- _WHAT YOU HAVE TO DO_
In the entries below, count every line with the string "Kataloges". State the count and nothing else.

◆ ◆ ◆

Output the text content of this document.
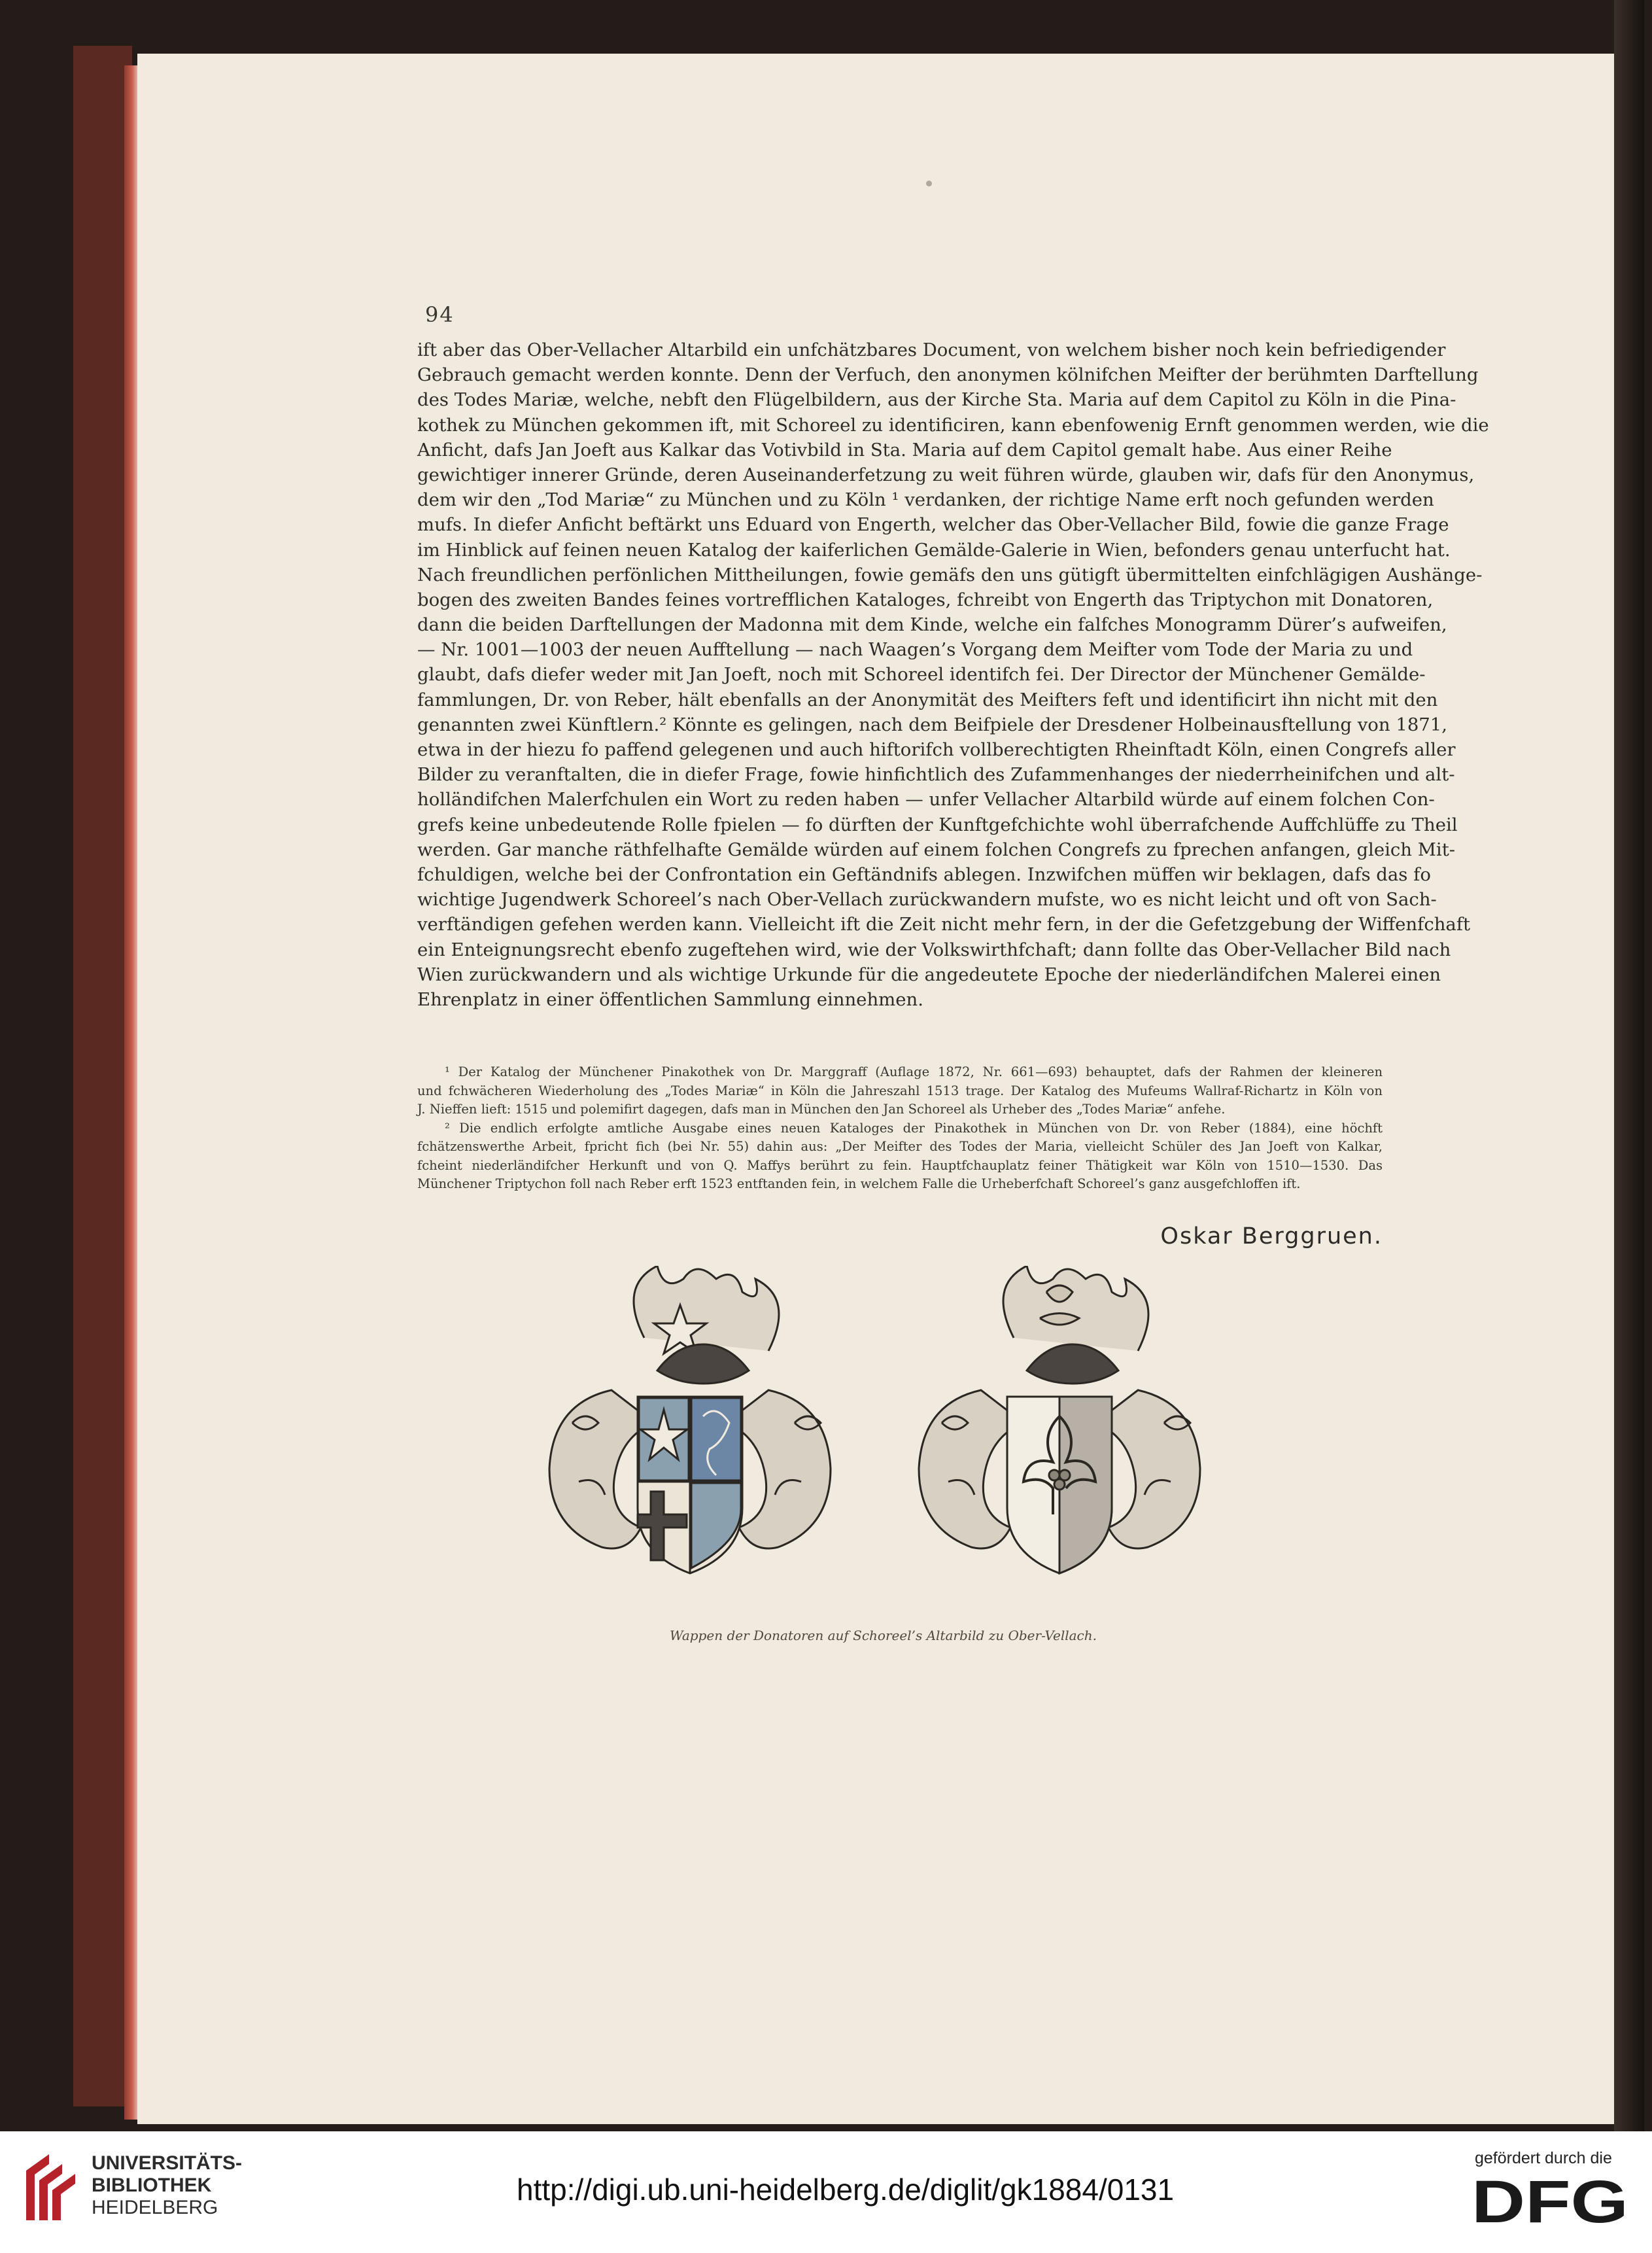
94
ift aber das Ober-Vellacher Altarbild ein unfchätzbares Document, von welchem bisher noch kein befriedigender
Gebrauch gemacht werden konnte. Denn der Verfuch, den anonymen kölnifchen Meifter der berühmten Darftellung
des Todes Mariæ, welche, nebft den Flügelbildern, aus der Kirche Sta. Maria auf dem Capitol zu Köln in die Pina-
kothek zu München gekommen ift, mit Schoreel zu identificiren, kann ebenfowenig Ernft genommen werden, wie die
Anficht, dafs Jan Joeft aus Kalkar das Votivbild in Sta. Maria auf dem Capitol gemalt habe. Aus einer Reihe
gewichtiger innerer Gründe, deren Auseinanderfetzung zu weit führen würde, glauben wir, dafs für den Anonymus,
dem wir den „Tod Mariæ“ zu München und zu Köln ¹ verdanken, der richtige Name erft noch gefunden werden
mufs. In diefer Anficht beftärkt uns Eduard von Engerth, welcher das Ober-Vellacher Bild, fowie die ganze Frage
im Hinblick auf feinen neuen Katalog der kaiferlichen Gemälde-Galerie in Wien, befonders genau unterfucht hat.
Nach freundlichen perfönlichen Mittheilungen, fowie gemäfs den uns gütigft übermittelten einfchlägigen Aushänge-
bogen des zweiten Bandes feines vortrefflichen Kataloges, fchreibt von Engerth das Triptychon mit Donatoren,
dann die beiden Darftellungen der Madonna mit dem Kinde, welche ein falfches Monogramm Dürer’s aufweifen,
— Nr. 1001—1003 der neuen Aufftellung — nach Waagen’s Vorgang dem Meifter vom Tode der Maria zu und
glaubt, dafs diefer weder mit Jan Joeft, noch mit Schoreel identifch fei. Der Director der Münchener Gemälde-
fammlungen, Dr. von Reber, hält ebenfalls an der Anonymität des Meifters feft und identificirt ihn nicht mit den
genannten zwei Künftlern.² Könnte es gelingen, nach dem Beifpiele der Dresdener Holbeinausftellung von 1871,
etwa in der hiezu fo paffend gelegenen und auch hiftorifch vollberechtigten Rheinftadt Köln, einen Congrefs aller
Bilder zu veranftalten, die in diefer Frage, fowie hinfichtlich des Zufammenhanges der niederrheinifchen und alt-
holländifchen Malerfchulen ein Wort zu reden haben — unfer Vellacher Altarbild würde auf einem folchen Con-
grefs keine unbedeutende Rolle fpielen — fo dürften der Kunftgefchichte wohl überrafchende Auffchlüffe zu Theil
werden. Gar manche räthfelhafte Gemälde würden auf einem folchen Congrefs zu fprechen anfangen, gleich Mit-
fchuldigen, welche bei der Confrontation ein Geftändnifs ablegen. Inzwifchen müffen wir beklagen, dafs das fo
wichtige Jugendwerk Schoreel’s nach Ober-Vellach zurückwandern mufste, wo es nicht leicht und oft von Sach-
verftändigen gefehen werden kann. Vielleicht ift die Zeit nicht mehr fern, in der die Gefetzgebung der Wiffenfchaft
ein Enteignungsrecht ebenfo zugeftehen wird, wie der Volkswirthfchaft; dann follte das Ober-Vellacher Bild nach
Wien zurückwandern und als wichtige Urkunde für die angedeutete Epoche der niederländifchen Malerei einen
Ehrenplatz in einer öffentlichen Sammlung einnehmen.
¹ Der Katalog der Münchener Pinakothek von Dr. Marggraff (Auflage 1872, Nr. 661—693) behauptet, dafs der Rahmen der kleineren
und fchwächeren Wiederholung des „Todes Mariæ“ in Köln die Jahreszahl 1513 trage. Der Katalog des Mufeums Wallraf-Richartz in Köln von
J. Nieffen lieft: 1515 und polemifirt dagegen, dafs man in München den Jan Schoreel als Urheber des „Todes Mariæ“ anfehe.
² Die endlich erfolgte amtliche Ausgabe eines neuen Kataloges der Pinakothek in München von Dr. von Reber (1884), eine höchft
fchätzenswerthe Arbeit, fpricht fich (bei Nr. 55) dahin aus: „Der Meifter des Todes der Maria, vielleicht Schüler des Jan Joeft von Kalkar,
fcheint niederländifcher Herkunft und von Q. Maffys berührt zu fein. Hauptfchauplatz feiner Thätigkeit war Köln von 1510—1530. Das
Münchener Triptychon foll nach Reber erft 1523 entftanden fein, in welchem Falle die Urheberfchaft Schoreel’s ganz ausgefchloffen ift.
Oskar Berggruen.
Wappen der Donatoren auf Schoreel’s Altarbild zu Ober-Vellach.
UNIVERSITÄTS-
BIBLIOTHEK
HEIDELBERG
http://digi.ub.uni-heidelberg.de/diglit/gk1884/0131
gefördert durch die
DFG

◆ ◆ ◆

- _YOUR RESPONSE_
2